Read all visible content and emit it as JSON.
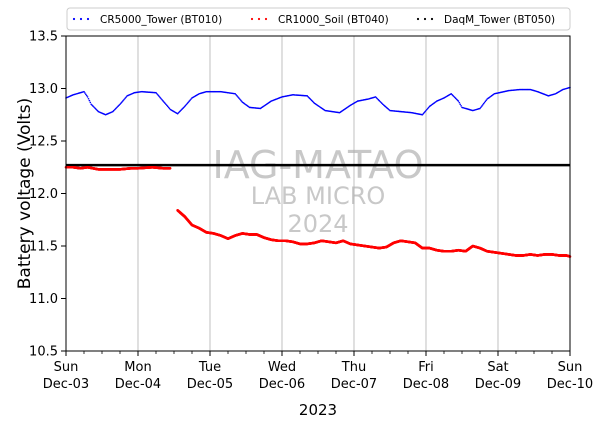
{
  "chart_data": {
    "type": "scatter",
    "xlabel": "2023",
    "ylabel": "Battery voltage (Volts)",
    "xlim": [
      0,
      7
    ],
    "ylim": [
      10.5,
      13.5
    ],
    "y_ticks": [
      "10.5",
      "11.0",
      "11.5",
      "12.0",
      "12.5",
      "13.0",
      "13.5"
    ],
    "y_tick_values": [
      10.5,
      11.0,
      11.5,
      12.0,
      12.5,
      13.0,
      13.5
    ],
    "x_ticks": [
      {
        "day": "Sun",
        "date": "Dec-03",
        "x": 0
      },
      {
        "day": "Mon",
        "date": "Dec-04",
        "x": 1
      },
      {
        "day": "Tue",
        "date": "Dec-05",
        "x": 2
      },
      {
        "day": "Wed",
        "date": "Dec-06",
        "x": 3
      },
      {
        "day": "Thu",
        "date": "Dec-07",
        "x": 4
      },
      {
        "day": "Fri",
        "date": "Dec-08",
        "x": 5
      },
      {
        "day": "Sat",
        "date": "Dec-09",
        "x": 6
      },
      {
        "day": "Sun",
        "date": "Dec-10",
        "x": 7
      }
    ],
    "grid": "vertical",
    "legend_position": "top",
    "reference_line": {
      "y": 12.27,
      "color": "#000000"
    },
    "watermark": {
      "line1": "IAG-MATAO",
      "line2": "LAB MICRO",
      "line3": "2024"
    },
    "series": [
      {
        "name": "CR5000_Tower (BT010)",
        "color": "#0000ff",
        "points": [
          [
            0.0,
            12.91
          ],
          [
            0.1,
            12.94
          ],
          [
            0.2,
            12.96
          ],
          [
            0.25,
            12.97
          ],
          [
            0.3,
            12.92
          ],
          [
            0.35,
            12.85
          ],
          [
            0.45,
            12.78
          ],
          [
            0.55,
            12.75
          ],
          [
            0.65,
            12.78
          ],
          [
            0.75,
            12.85
          ],
          [
            0.85,
            12.93
          ],
          [
            0.95,
            12.96
          ],
          [
            1.05,
            12.97
          ],
          [
            1.25,
            12.96
          ],
          [
            1.35,
            12.88
          ],
          [
            1.45,
            12.8
          ],
          [
            1.55,
            12.76
          ],
          [
            1.65,
            12.83
          ],
          [
            1.75,
            12.91
          ],
          [
            1.85,
            12.95
          ],
          [
            1.95,
            12.97
          ],
          [
            2.15,
            12.97
          ],
          [
            2.35,
            12.95
          ],
          [
            2.45,
            12.87
          ],
          [
            2.55,
            12.82
          ],
          [
            2.7,
            12.81
          ],
          [
            2.85,
            12.88
          ],
          [
            3.0,
            12.92
          ],
          [
            3.15,
            12.94
          ],
          [
            3.35,
            12.93
          ],
          [
            3.45,
            12.86
          ],
          [
            3.6,
            12.79
          ],
          [
            3.8,
            12.77
          ],
          [
            3.95,
            12.84
          ],
          [
            4.05,
            12.88
          ],
          [
            4.2,
            12.9
          ],
          [
            4.3,
            12.92
          ],
          [
            4.4,
            12.85
          ],
          [
            4.5,
            12.79
          ],
          [
            4.65,
            12.78
          ],
          [
            4.8,
            12.77
          ],
          [
            4.95,
            12.75
          ],
          [
            5.05,
            12.83
          ],
          [
            5.15,
            12.88
          ],
          [
            5.25,
            12.91
          ],
          [
            5.35,
            12.95
          ],
          [
            5.45,
            12.88
          ],
          [
            5.5,
            12.82
          ],
          [
            5.65,
            12.79
          ],
          [
            5.75,
            12.81
          ],
          [
            5.85,
            12.9
          ],
          [
            5.95,
            12.95
          ],
          [
            6.15,
            12.98
          ],
          [
            6.3,
            12.99
          ],
          [
            6.45,
            12.99
          ],
          [
            6.55,
            12.97
          ],
          [
            6.7,
            12.93
          ],
          [
            6.8,
            12.95
          ],
          [
            6.9,
            12.99
          ],
          [
            7.0,
            13.01
          ]
        ]
      },
      {
        "name": "CR1000_Soil (BT040)",
        "color": "#ff0000",
        "points": [
          [
            0.0,
            12.25
          ],
          [
            0.1,
            12.25
          ],
          [
            0.2,
            12.24
          ],
          [
            0.3,
            12.25
          ],
          [
            0.45,
            12.23
          ],
          [
            0.6,
            12.23
          ],
          [
            0.75,
            12.23
          ],
          [
            0.9,
            12.24
          ],
          [
            1.0,
            12.24
          ],
          [
            1.2,
            12.25
          ],
          [
            1.35,
            12.24
          ],
          [
            1.45,
            12.24
          ],
          null,
          [
            1.55,
            11.84
          ],
          [
            1.65,
            11.78
          ],
          [
            1.75,
            11.7
          ],
          [
            1.85,
            11.67
          ],
          [
            1.95,
            11.63
          ],
          [
            2.05,
            11.62
          ],
          [
            2.15,
            11.6
          ],
          [
            2.25,
            11.57
          ],
          [
            2.35,
            11.6
          ],
          [
            2.45,
            11.62
          ],
          [
            2.55,
            11.61
          ],
          [
            2.65,
            11.61
          ],
          [
            2.75,
            11.58
          ],
          [
            2.85,
            11.56
          ],
          [
            2.95,
            11.55
          ],
          [
            3.05,
            11.55
          ],
          [
            3.15,
            11.54
          ],
          [
            3.25,
            11.52
          ],
          [
            3.35,
            11.52
          ],
          [
            3.45,
            11.53
          ],
          [
            3.55,
            11.55
          ],
          [
            3.65,
            11.54
          ],
          [
            3.75,
            11.53
          ],
          [
            3.85,
            11.55
          ],
          [
            3.95,
            11.52
          ],
          [
            4.05,
            11.51
          ],
          [
            4.15,
            11.5
          ],
          [
            4.25,
            11.49
          ],
          [
            4.35,
            11.48
          ],
          [
            4.45,
            11.49
          ],
          [
            4.55,
            11.53
          ],
          [
            4.65,
            11.55
          ],
          [
            4.75,
            11.54
          ],
          [
            4.85,
            11.53
          ],
          [
            4.95,
            11.48
          ],
          [
            5.05,
            11.48
          ],
          [
            5.15,
            11.46
          ],
          [
            5.25,
            11.45
          ],
          [
            5.35,
            11.45
          ],
          [
            5.45,
            11.46
          ],
          [
            5.55,
            11.45
          ],
          [
            5.65,
            11.5
          ],
          [
            5.75,
            11.48
          ],
          [
            5.85,
            11.45
          ],
          [
            5.95,
            11.44
          ],
          [
            6.05,
            11.43
          ],
          [
            6.15,
            11.42
          ],
          [
            6.25,
            11.41
          ],
          [
            6.35,
            11.41
          ],
          [
            6.45,
            11.42
          ],
          [
            6.55,
            11.41
          ],
          [
            6.65,
            11.42
          ],
          [
            6.75,
            11.42
          ],
          [
            6.85,
            11.41
          ],
          [
            6.95,
            11.41
          ],
          [
            7.0,
            11.4
          ]
        ]
      },
      {
        "name": "DaqM_Tower (BT050)",
        "color": "#000000",
        "points": []
      }
    ]
  }
}
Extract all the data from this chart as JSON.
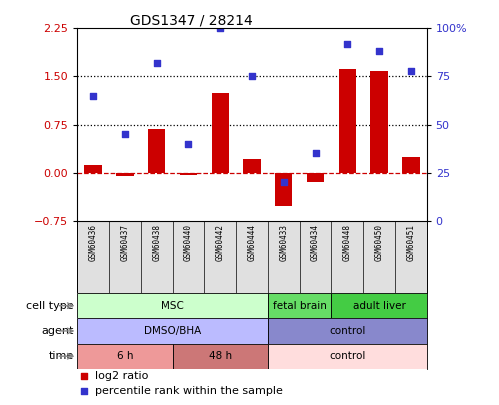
{
  "title": "GDS1347 / 28214",
  "samples": [
    "GSM60436",
    "GSM60437",
    "GSM60438",
    "GSM60440",
    "GSM60442",
    "GSM60444",
    "GSM60433",
    "GSM60434",
    "GSM60448",
    "GSM60450",
    "GSM60451"
  ],
  "log2_ratio": [
    0.12,
    -0.05,
    0.68,
    -0.03,
    1.25,
    0.22,
    -0.52,
    -0.15,
    1.62,
    1.58,
    0.25
  ],
  "pct_rank": [
    65,
    45,
    82,
    40,
    100,
    75,
    20,
    35,
    92,
    88,
    78
  ],
  "ylim_left": [
    -0.75,
    2.25
  ],
  "ylim_right": [
    0,
    100
  ],
  "yticks_left": [
    -0.75,
    0,
    0.75,
    1.5,
    2.25
  ],
  "yticks_right": [
    0,
    25,
    50,
    75,
    100
  ],
  "hlines": [
    0.75,
    1.5
  ],
  "bar_color": "#cc0000",
  "dot_color": "#3333cc",
  "zero_line_color": "#cc0000",
  "cell_type_groups": [
    {
      "label": "MSC",
      "start": 0,
      "end": 5,
      "color": "#ccffcc",
      "text_color": "#000000"
    },
    {
      "label": "fetal brain",
      "start": 6,
      "end": 7,
      "color": "#66dd66",
      "text_color": "#000000"
    },
    {
      "label": "adult liver",
      "start": 8,
      "end": 10,
      "color": "#44cc44",
      "text_color": "#000000"
    }
  ],
  "agent_groups": [
    {
      "label": "DMSO/BHA",
      "start": 0,
      "end": 5,
      "color": "#bbbbff",
      "text_color": "#000000"
    },
    {
      "label": "control",
      "start": 6,
      "end": 10,
      "color": "#8888cc",
      "text_color": "#000000"
    }
  ],
  "time_groups": [
    {
      "label": "6 h",
      "start": 0,
      "end": 2,
      "color": "#ee9999",
      "text_color": "#000000"
    },
    {
      "label": "48 h",
      "start": 3,
      "end": 5,
      "color": "#cc7777",
      "text_color": "#000000"
    },
    {
      "label": "control",
      "start": 6,
      "end": 10,
      "color": "#ffdddd",
      "text_color": "#000000"
    }
  ],
  "row_labels": [
    "cell type",
    "agent",
    "time"
  ],
  "legend_bar_label": "log2 ratio",
  "legend_dot_label": "percentile rank within the sample"
}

▸ Aim:
Pull out each line of the records holding the string "name".

▸ Task answer:
        "name": "CR5000_Tower (BT010)",
        "name": "CR1000_Soil (BT040)",
        "name": "DaqM_Tower (BT050)",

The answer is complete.